(INFORMATION SHOWN):
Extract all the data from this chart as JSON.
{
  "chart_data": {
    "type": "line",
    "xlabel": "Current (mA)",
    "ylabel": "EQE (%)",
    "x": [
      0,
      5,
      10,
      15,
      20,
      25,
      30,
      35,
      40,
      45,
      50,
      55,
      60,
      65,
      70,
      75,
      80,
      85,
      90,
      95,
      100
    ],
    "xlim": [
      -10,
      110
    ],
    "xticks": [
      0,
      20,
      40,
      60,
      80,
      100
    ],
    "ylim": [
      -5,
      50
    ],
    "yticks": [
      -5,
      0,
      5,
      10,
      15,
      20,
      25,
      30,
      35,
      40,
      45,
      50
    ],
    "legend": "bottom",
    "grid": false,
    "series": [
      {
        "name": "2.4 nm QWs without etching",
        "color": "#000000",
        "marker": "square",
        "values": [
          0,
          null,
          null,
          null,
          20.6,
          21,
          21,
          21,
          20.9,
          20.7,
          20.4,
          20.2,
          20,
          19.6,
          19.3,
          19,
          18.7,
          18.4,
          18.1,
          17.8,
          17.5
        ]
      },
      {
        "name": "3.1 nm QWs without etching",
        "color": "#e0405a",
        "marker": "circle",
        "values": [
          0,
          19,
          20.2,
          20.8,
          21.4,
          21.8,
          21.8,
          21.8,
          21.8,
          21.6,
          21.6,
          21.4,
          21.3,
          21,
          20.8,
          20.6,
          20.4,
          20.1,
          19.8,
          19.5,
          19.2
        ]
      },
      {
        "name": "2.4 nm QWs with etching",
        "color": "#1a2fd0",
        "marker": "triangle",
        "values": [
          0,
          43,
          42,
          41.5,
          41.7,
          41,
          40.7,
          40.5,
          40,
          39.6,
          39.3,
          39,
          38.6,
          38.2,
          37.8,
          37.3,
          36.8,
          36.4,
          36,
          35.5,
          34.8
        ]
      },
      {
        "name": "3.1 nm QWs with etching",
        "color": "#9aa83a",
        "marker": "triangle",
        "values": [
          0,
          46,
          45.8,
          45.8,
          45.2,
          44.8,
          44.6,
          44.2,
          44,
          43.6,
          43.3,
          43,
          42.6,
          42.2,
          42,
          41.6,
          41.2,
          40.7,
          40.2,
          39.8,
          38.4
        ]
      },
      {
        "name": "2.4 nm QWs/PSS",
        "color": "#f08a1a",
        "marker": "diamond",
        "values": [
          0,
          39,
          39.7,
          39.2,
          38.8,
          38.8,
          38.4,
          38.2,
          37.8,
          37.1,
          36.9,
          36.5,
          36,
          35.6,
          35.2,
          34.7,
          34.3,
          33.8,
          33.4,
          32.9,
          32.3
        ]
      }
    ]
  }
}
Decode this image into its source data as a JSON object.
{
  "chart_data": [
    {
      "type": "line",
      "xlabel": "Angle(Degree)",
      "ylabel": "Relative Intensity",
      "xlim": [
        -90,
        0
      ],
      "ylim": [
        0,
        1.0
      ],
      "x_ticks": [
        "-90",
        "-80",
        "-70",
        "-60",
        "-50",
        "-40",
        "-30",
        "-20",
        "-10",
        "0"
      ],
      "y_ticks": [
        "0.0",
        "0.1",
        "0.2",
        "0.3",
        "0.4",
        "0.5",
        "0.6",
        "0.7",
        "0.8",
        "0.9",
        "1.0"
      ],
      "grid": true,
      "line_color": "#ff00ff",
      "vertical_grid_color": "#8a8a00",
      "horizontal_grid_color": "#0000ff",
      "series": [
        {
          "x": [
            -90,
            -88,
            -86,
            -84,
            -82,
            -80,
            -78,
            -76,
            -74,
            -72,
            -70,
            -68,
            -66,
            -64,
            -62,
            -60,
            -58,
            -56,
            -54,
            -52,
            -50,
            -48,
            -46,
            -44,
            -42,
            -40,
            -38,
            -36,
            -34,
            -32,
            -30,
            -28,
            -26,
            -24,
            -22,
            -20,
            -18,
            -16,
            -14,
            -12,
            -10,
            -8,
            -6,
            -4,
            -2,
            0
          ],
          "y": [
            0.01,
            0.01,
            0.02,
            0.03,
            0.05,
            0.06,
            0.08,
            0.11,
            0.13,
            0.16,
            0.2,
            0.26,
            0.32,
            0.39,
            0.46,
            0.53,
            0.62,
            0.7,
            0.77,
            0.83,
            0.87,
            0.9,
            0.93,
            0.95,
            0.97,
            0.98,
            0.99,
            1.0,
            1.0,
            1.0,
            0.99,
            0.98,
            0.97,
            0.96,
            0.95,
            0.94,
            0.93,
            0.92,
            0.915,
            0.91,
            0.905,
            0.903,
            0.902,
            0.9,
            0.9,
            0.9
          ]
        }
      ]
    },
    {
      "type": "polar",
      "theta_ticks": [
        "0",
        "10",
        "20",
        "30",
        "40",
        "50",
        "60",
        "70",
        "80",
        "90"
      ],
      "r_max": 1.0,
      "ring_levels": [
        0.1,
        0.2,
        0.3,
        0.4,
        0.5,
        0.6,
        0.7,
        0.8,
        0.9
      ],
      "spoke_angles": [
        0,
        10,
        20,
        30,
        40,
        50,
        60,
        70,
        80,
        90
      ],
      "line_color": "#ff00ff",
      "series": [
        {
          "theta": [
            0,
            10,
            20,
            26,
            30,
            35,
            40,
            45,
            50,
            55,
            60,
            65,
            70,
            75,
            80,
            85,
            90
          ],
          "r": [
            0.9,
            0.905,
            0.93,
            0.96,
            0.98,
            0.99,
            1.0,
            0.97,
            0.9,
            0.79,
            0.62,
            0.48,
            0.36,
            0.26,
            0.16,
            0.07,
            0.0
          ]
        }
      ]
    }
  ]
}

(AIM):
Type out the whole listing above again, exactly as it stands.

(SOLUTION FOR THIS TASK):
Extract all the data from this chart as JSON.
{
  "chart_data": {
    "type": "line",
    "xlabel": "Current (mA)",
    "ylabel": "EQE (%)",
    "x": [
      0,
      5,
      10,
      15,
      20,
      25,
      30,
      35,
      40,
      45,
      50,
      55,
      60,
      65,
      70,
      75,
      80,
      85,
      90,
      95,
      100
    ],
    "xlim": [
      -10,
      110
    ],
    "xticks": [
      0,
      20,
      40,
      60,
      80,
      100
    ],
    "ylim": [
      -5,
      50
    ],
    "yticks": [
      -5,
      0,
      5,
      10,
      15,
      20,
      25,
      30,
      35,
      40,
      45,
      50
    ],
    "legend": "bottom",
    "grid": false,
    "series": [
      {
        "name": "2.4 nm QWs without etching",
        "color": "#000000",
        "marker": "square",
        "values": [
          0,
          null,
          null,
          null,
          20.6,
          21,
          21,
          21,
          20.9,
          20.7,
          20.4,
          20.2,
          20,
          19.6,
          19.3,
          19,
          18.7,
          18.4,
          18.1,
          17.8,
          17.5
        ]
      },
      {
        "name": "3.1 nm QWs without etching",
        "color": "#e0405a",
        "marker": "circle",
        "values": [
          0,
          19,
          20.2,
          20.8,
          21.4,
          21.8,
          21.8,
          21.8,
          21.8,
          21.6,
          21.6,
          21.4,
          21.3,
          21,
          20.8,
          20.6,
          20.4,
          20.1,
          19.8,
          19.5,
          19.2
        ]
      },
      {
        "name": "2.4 nm QWs with etching",
        "color": "#1a2fd0",
        "marker": "triangle",
        "values": [
          0,
          43,
          42,
          41.5,
          41.7,
          41,
          40.7,
          40.5,
          40,
          39.6,
          39.3,
          39,
          38.6,
          38.2,
          37.8,
          37.3,
          36.8,
          36.4,
          36,
          35.5,
          34.8
        ]
      },
      {
        "name": "3.1 nm QWs with etching",
        "color": "#9aa83a",
        "marker": "triangle",
        "values": [
          0,
          46,
          45.8,
          45.8,
          45.2,
          44.8,
          44.6,
          44.2,
          44,
          43.6,
          43.3,
          43,
          42.6,
          42.2,
          42,
          41.6,
          41.2,
          40.7,
          40.2,
          39.8,
          38.4
        ]
      },
      {
        "name": "2.4 nm QWs/PSS",
        "color": "#f08a1a",
        "marker": "diamond",
        "values": [
          0,
          39,
          39.7,
          39.2,
          38.8,
          38.8,
          38.4,
          38.2,
          37.8,
          37.1,
          36.9,
          36.5,
          36,
          35.6,
          35.2,
          34.7,
          34.3,
          33.8,
          33.4,
          32.9,
          32.3
        ]
      }
    ]
  }
}
Decode this image into its source data as a JSON object.
{
  "chart_data": [
    {
      "type": "line",
      "xlabel": "Angle(Degree)",
      "ylabel": "Relative Intensity",
      "xlim": [
        -90,
        0
      ],
      "ylim": [
        0,
        1.0
      ],
      "x_ticks": [
        "-90",
        "-80",
        "-70",
        "-60",
        "-50",
        "-40",
        "-30",
        "-20",
        "-10",
        "0"
      ],
      "y_ticks": [
        "0.0",
        "0.1",
        "0.2",
        "0.3",
        "0.4",
        "0.5",
        "0.6",
        "0.7",
        "0.8",
        "0.9",
        "1.0"
      ],
      "grid": true,
      "line_color": "#ff00ff",
      "vertical_grid_color": "#8a8a00",
      "horizontal_grid_color": "#0000ff",
      "series": [
        {
          "x": [
            -90,
            -88,
            -86,
            -84,
            -82,
            -80,
            -78,
            -76,
            -74,
            -72,
            -70,
            -68,
            -66,
            -64,
            -62,
            -60,
            -58,
            -56,
            -54,
            -52,
            -50,
            -48,
            -46,
            -44,
            -42,
            -40,
            -38,
            -36,
            -34,
            -32,
            -30,
            -28,
            -26,
            -24,
            -22,
            -20,
            -18,
            -16,
            -14,
            -12,
            -10,
            -8,
            -6,
            -4,
            -2,
            0
          ],
          "y": [
            0.01,
            0.01,
            0.02,
            0.03,
            0.05,
            0.06,
            0.08,
            0.11,
            0.13,
            0.16,
            0.2,
            0.26,
            0.32,
            0.39,
            0.46,
            0.53,
            0.62,
            0.7,
            0.77,
            0.83,
            0.87,
            0.9,
            0.93,
            0.95,
            0.97,
            0.98,
            0.99,
            1.0,
            1.0,
            1.0,
            0.99,
            0.98,
            0.97,
            0.96,
            0.95,
            0.94,
            0.93,
            0.92,
            0.915,
            0.91,
            0.905,
            0.903,
            0.902,
            0.9,
            0.9,
            0.9
          ]
        }
      ]
    },
    {
      "type": "polar",
      "theta_ticks": [
        "0",
        "10",
        "20",
        "30",
        "40",
        "50",
        "60",
        "70",
        "80",
        "90"
      ],
      "r_max": 1.0,
      "ring_levels": [
        0.1,
        0.2,
        0.3,
        0.4,
        0.5,
        0.6,
        0.7,
        0.8,
        0.9
      ],
      "spoke_angles": [
        0,
        10,
        20,
        30,
        40,
        50,
        60,
        70,
        80,
        90
      ],
      "line_color": "#ff00ff",
      "series": [
        {
          "theta": [
            0,
            10,
            20,
            26,
            30,
            35,
            40,
            45,
            50,
            55,
            60,
            65,
            70,
            75,
            80,
            85,
            90
          ],
          "r": [
            0.9,
            0.905,
            0.93,
            0.96,
            0.98,
            0.99,
            1.0,
            0.97,
            0.9,
            0.79,
            0.62,
            0.48,
            0.36,
            0.26,
            0.16,
            0.07,
            0.0
          ]
        }
      ]
    }
  ]
}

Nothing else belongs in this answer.